### EXERCISE PROMPT
Retype the data that follows line by line, exactly, and leave its pictures out.

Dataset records
□ □ □ □
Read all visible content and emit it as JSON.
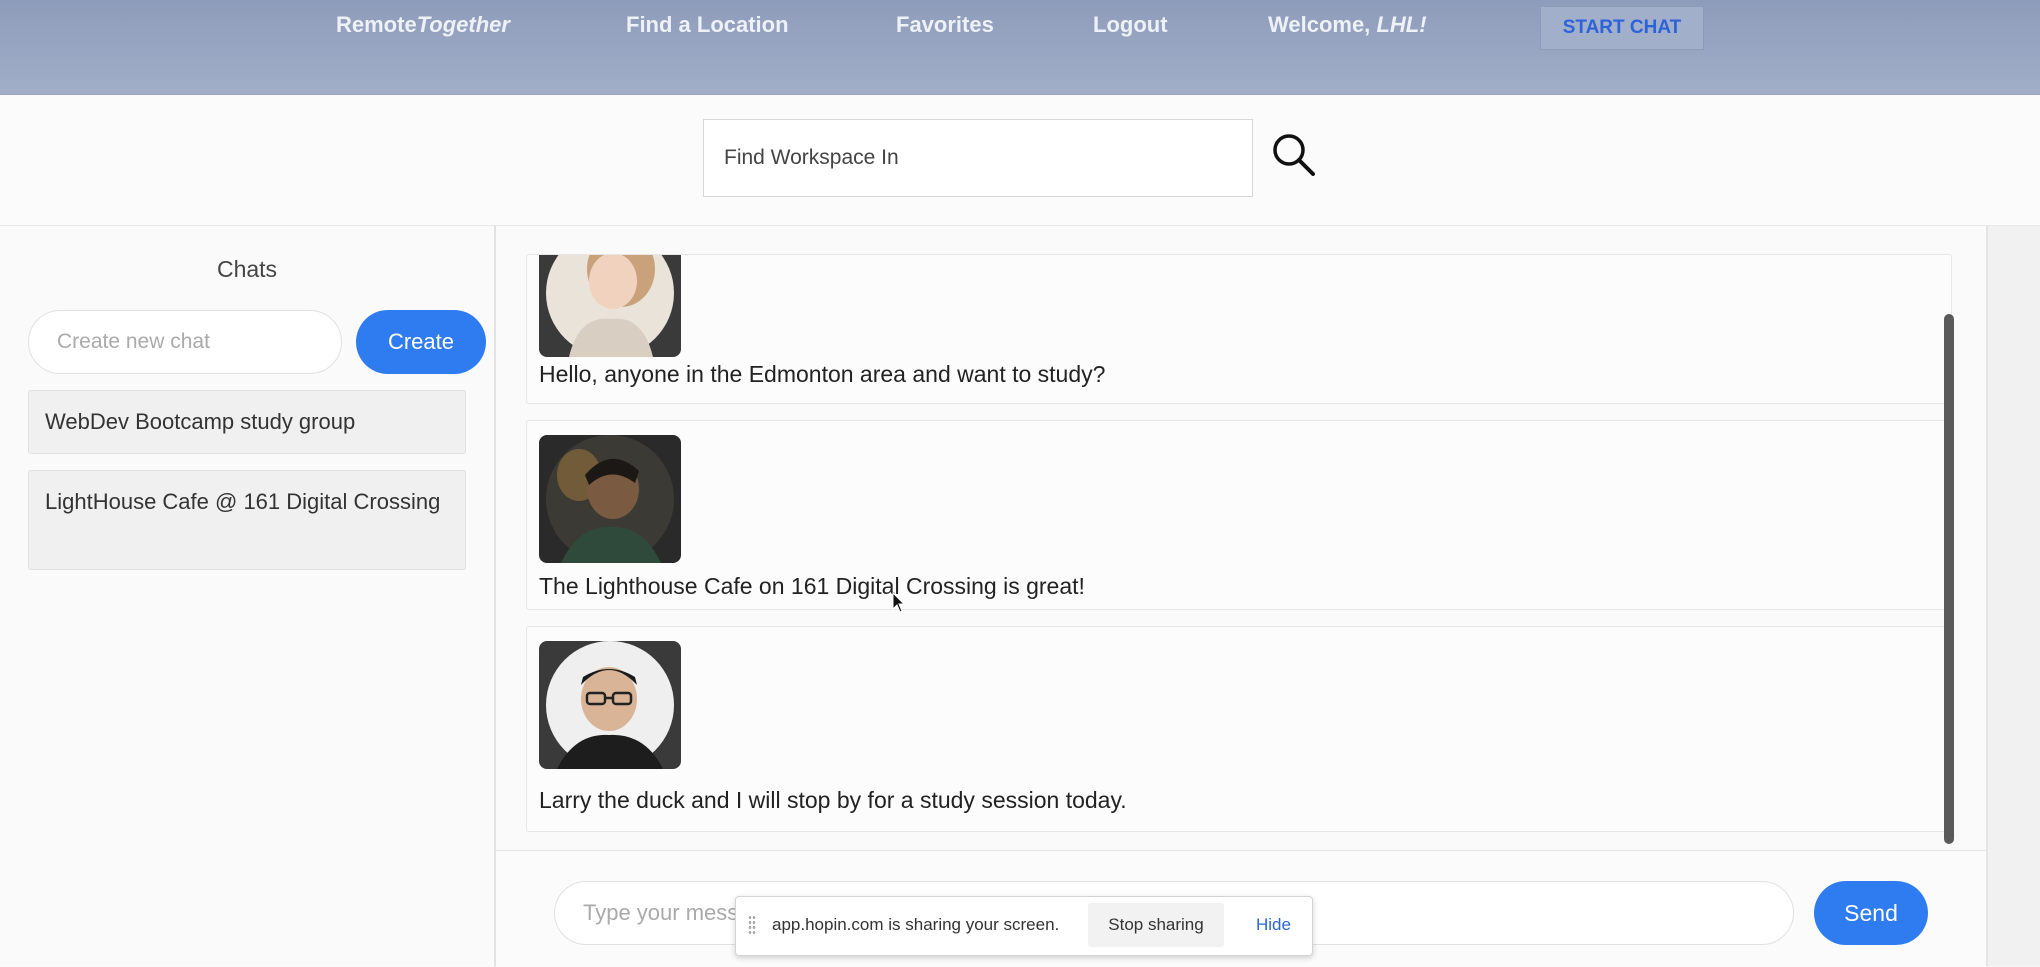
{
  "nav": {
    "brand_plain": "Remote",
    "brand_italic": "Together",
    "find_location": "Find a Location",
    "favorites": "Favorites",
    "logout": "Logout",
    "welcome_prefix": "Welcome,",
    "welcome_name": "LHL!",
    "start_chat": "START CHAT"
  },
  "search": {
    "placeholder": "Find Workspace In"
  },
  "sidebar": {
    "title": "Chats",
    "new_chat_placeholder": "Create new chat",
    "create_label": "Create",
    "rooms": [
      {
        "name": "WebDev Bootcamp study group"
      },
      {
        "name": "LightHouse Cafe @ 161 Digital Crossing"
      }
    ]
  },
  "messages": [
    {
      "text": "Hello, anyone in the Edmonton area and want to study?"
    },
    {
      "text": "The Lighthouse Cafe on 161 Digital Crossing is great!"
    },
    {
      "text": "Larry the duck and I will stop by for a study session today."
    }
  ],
  "compose": {
    "placeholder": "Type your message",
    "send_label": "Send"
  },
  "share_bar": {
    "text": "app.hopin.com is sharing your screen.",
    "stop_label": "Stop sharing",
    "hide_label": "Hide"
  },
  "colors": {
    "nav_bg": "#97a5c2",
    "accent_blue": "#2f7cf0",
    "start_chat_text": "#2d63d8"
  }
}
□ □ □ □
### RESULT FOR THIS EXERCISE
Read all visible content and emit it as JSON.
{
  "nav": {
    "brand_plain": "Remote",
    "brand_italic": "Together",
    "find_location": "Find a Location",
    "favorites": "Favorites",
    "logout": "Logout",
    "welcome_prefix": "Welcome,",
    "welcome_name": "LHL!",
    "start_chat": "START CHAT"
  },
  "search": {
    "placeholder": "Find Workspace In"
  },
  "sidebar": {
    "title": "Chats",
    "new_chat_placeholder": "Create new chat",
    "create_label": "Create",
    "rooms": [
      {
        "name": "WebDev Bootcamp study group"
      },
      {
        "name": "LightHouse Cafe @ 161 Digital Crossing"
      }
    ]
  },
  "messages": [
    {
      "text": "Hello, anyone in the Edmonton area and want to study?"
    },
    {
      "text": "The Lighthouse Cafe on 161 Digital Crossing is great!"
    },
    {
      "text": "Larry the duck and I will stop by for a study session today."
    }
  ],
  "compose": {
    "placeholder": "Type your message",
    "send_label": "Send"
  },
  "share_bar": {
    "text": "app.hopin.com is sharing your screen.",
    "stop_label": "Stop sharing",
    "hide_label": "Hide"
  },
  "colors": {
    "nav_bg": "#97a5c2",
    "accent_blue": "#2f7cf0",
    "start_chat_text": "#2d63d8"
  }
}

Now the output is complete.